- **Aim**
Gather every line of the entries that includes the word "TRƯỞNG".
## BEGIN Information given
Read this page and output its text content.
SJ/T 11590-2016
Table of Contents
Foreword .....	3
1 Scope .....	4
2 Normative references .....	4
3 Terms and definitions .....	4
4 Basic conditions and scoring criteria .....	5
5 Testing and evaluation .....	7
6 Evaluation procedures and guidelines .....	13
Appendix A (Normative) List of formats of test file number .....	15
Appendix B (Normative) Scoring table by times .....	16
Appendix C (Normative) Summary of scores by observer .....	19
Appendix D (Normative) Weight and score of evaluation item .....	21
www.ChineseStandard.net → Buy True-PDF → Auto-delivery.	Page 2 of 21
## END Information given
## BEGIN Information given
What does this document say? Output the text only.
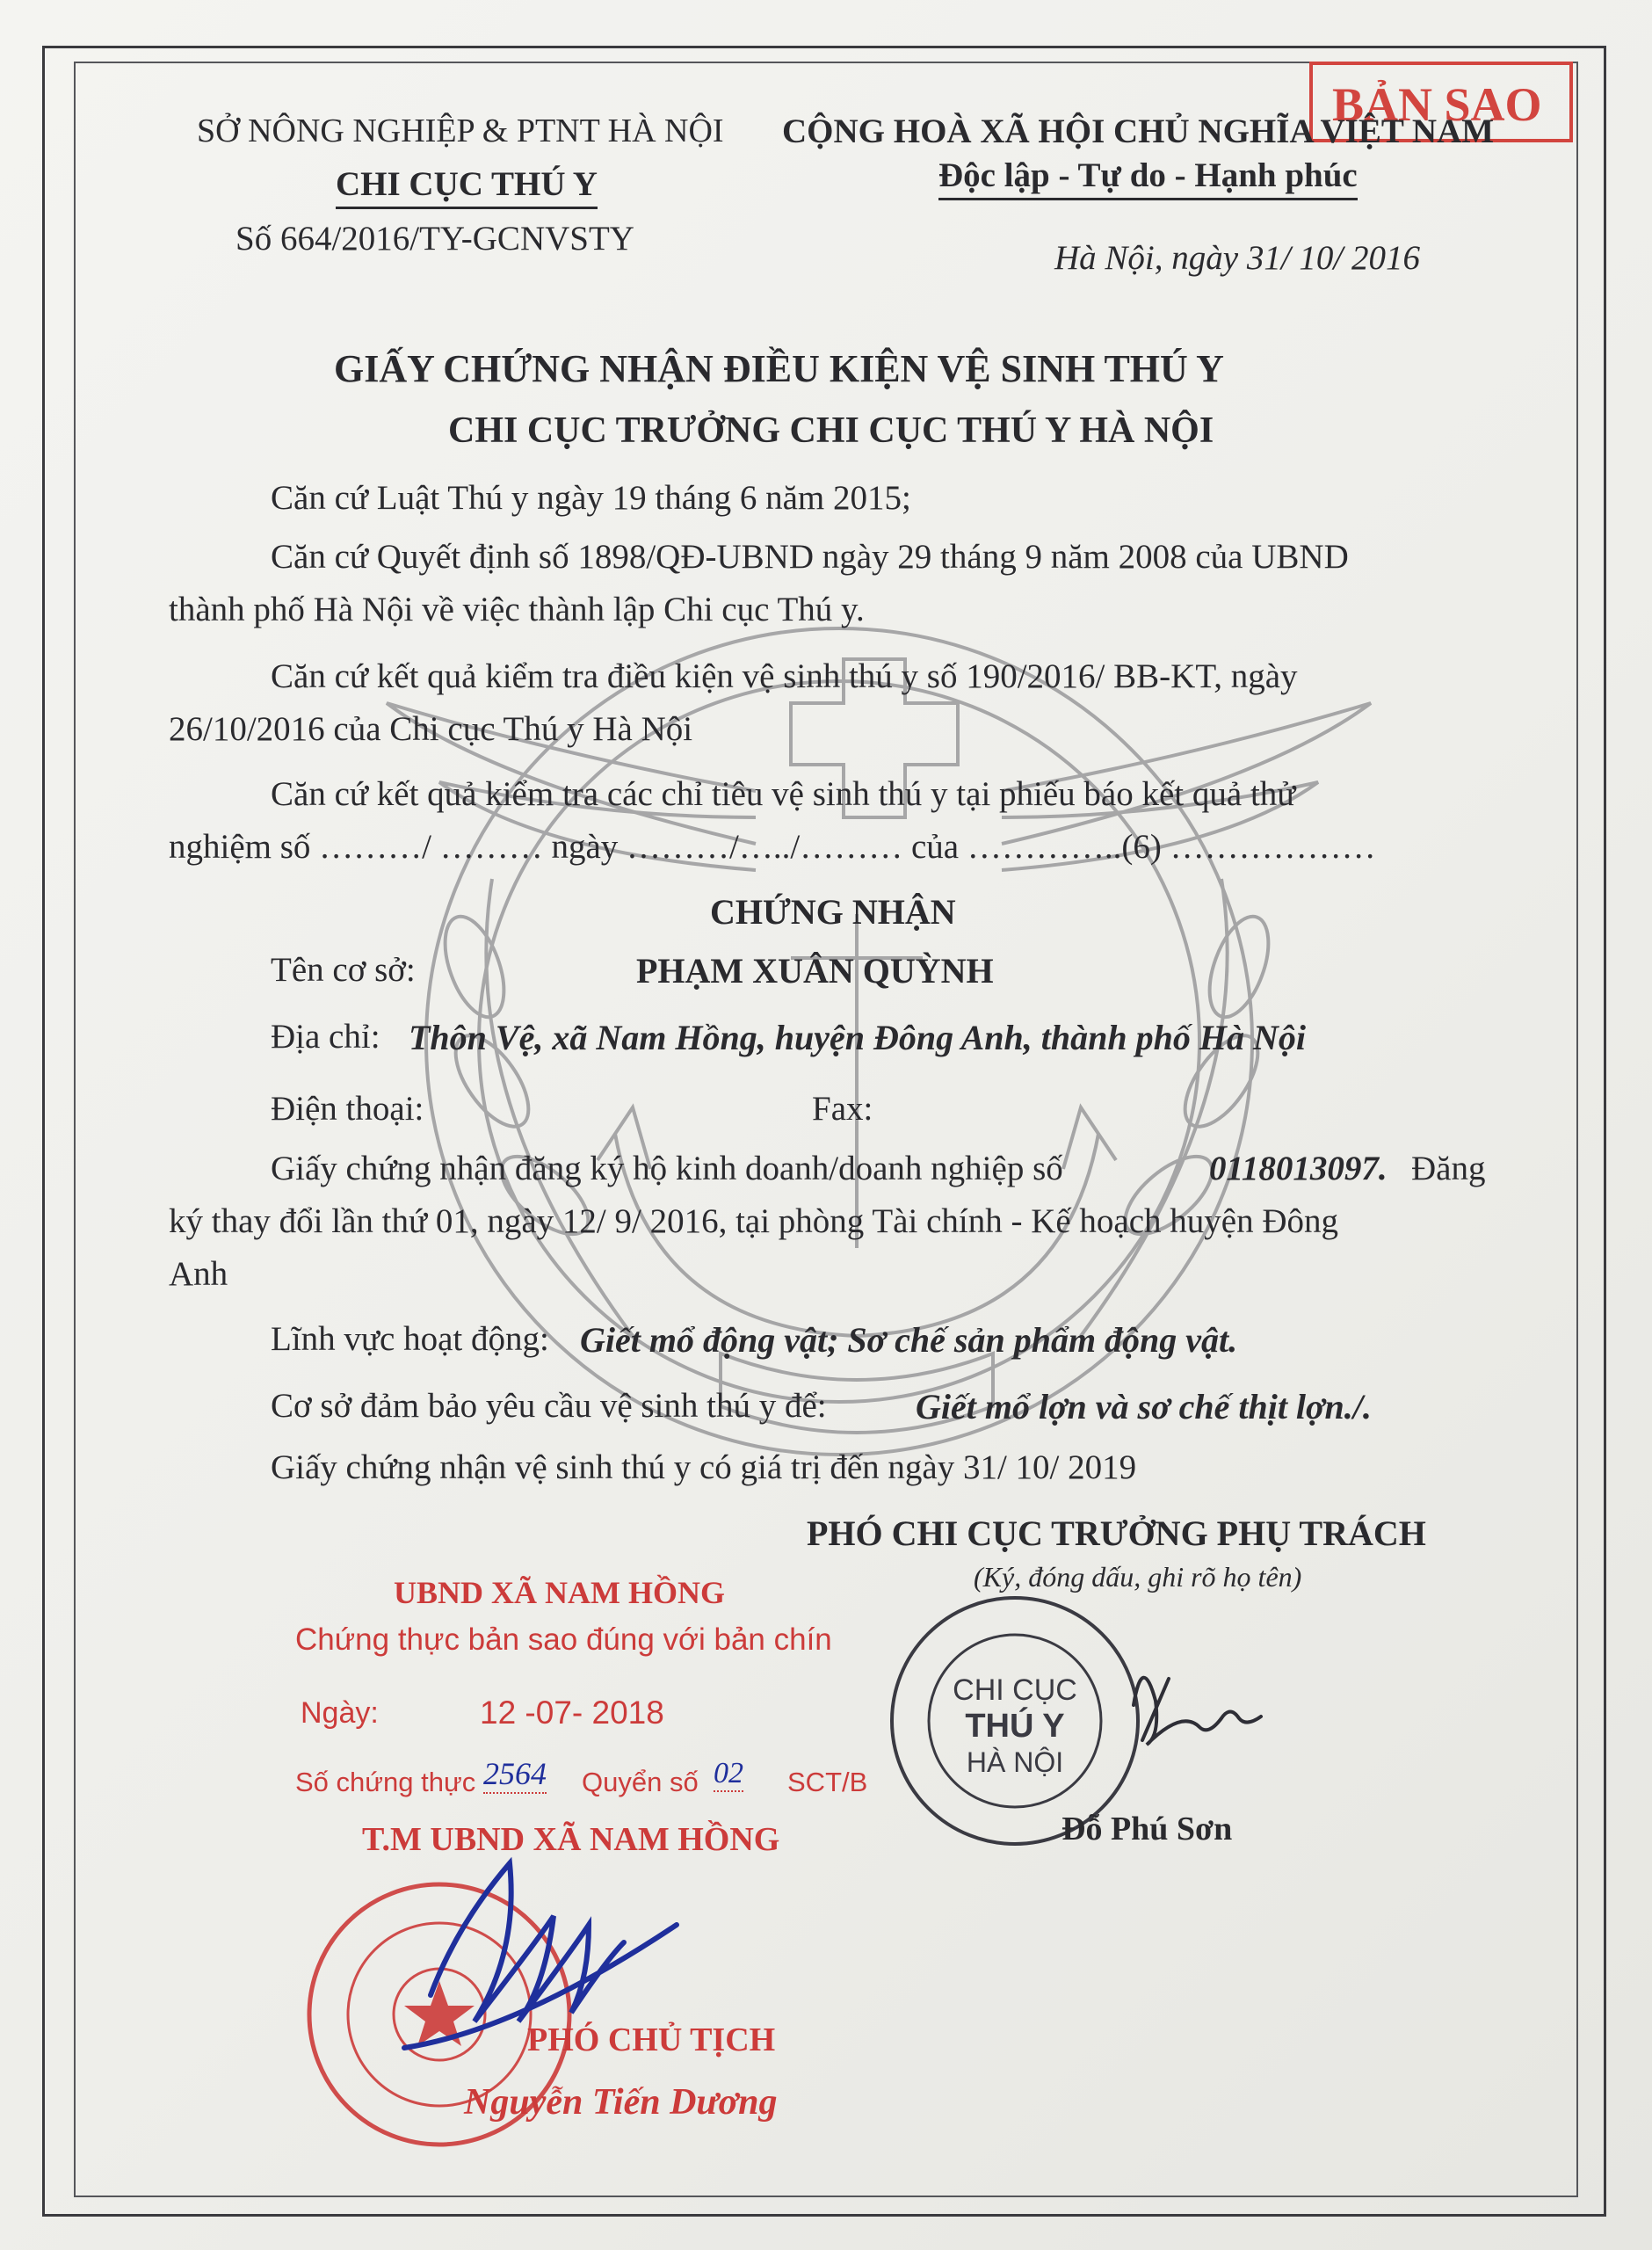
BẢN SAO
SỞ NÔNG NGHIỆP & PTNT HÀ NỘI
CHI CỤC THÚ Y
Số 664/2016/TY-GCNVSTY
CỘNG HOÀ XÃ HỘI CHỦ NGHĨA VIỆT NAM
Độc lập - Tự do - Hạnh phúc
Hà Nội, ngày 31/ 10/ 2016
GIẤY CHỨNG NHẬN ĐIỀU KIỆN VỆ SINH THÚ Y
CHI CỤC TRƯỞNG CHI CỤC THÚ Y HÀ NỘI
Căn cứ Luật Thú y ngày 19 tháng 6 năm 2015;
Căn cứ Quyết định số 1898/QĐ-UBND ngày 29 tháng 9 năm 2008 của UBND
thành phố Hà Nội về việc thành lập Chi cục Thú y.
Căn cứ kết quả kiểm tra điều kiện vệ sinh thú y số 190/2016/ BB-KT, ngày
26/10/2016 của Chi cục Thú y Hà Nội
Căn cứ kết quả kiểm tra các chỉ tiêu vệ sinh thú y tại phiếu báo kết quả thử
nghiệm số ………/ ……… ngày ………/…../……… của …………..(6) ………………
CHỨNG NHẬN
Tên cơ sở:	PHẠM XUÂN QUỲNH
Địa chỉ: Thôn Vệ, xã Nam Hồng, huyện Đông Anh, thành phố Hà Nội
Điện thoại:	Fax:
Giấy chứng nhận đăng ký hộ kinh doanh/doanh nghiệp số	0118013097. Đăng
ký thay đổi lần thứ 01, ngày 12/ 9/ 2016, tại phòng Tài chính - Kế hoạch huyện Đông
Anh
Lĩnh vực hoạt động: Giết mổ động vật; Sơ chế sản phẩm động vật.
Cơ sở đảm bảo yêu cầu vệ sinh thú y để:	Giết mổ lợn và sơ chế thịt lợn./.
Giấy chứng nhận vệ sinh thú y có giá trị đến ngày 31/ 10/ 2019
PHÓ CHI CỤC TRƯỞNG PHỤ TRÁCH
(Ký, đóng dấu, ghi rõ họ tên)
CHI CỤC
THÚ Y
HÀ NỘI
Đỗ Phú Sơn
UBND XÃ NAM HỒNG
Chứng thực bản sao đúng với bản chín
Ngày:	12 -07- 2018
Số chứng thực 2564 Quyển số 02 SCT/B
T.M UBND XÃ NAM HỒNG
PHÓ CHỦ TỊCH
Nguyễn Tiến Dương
## END Information given
- **Worked answer**
CHI CỤC TRƯỞNG CHI CỤC THÚ Y HÀ NỘI
PHÓ CHI CỤC TRƯỞNG PHỤ TRÁCH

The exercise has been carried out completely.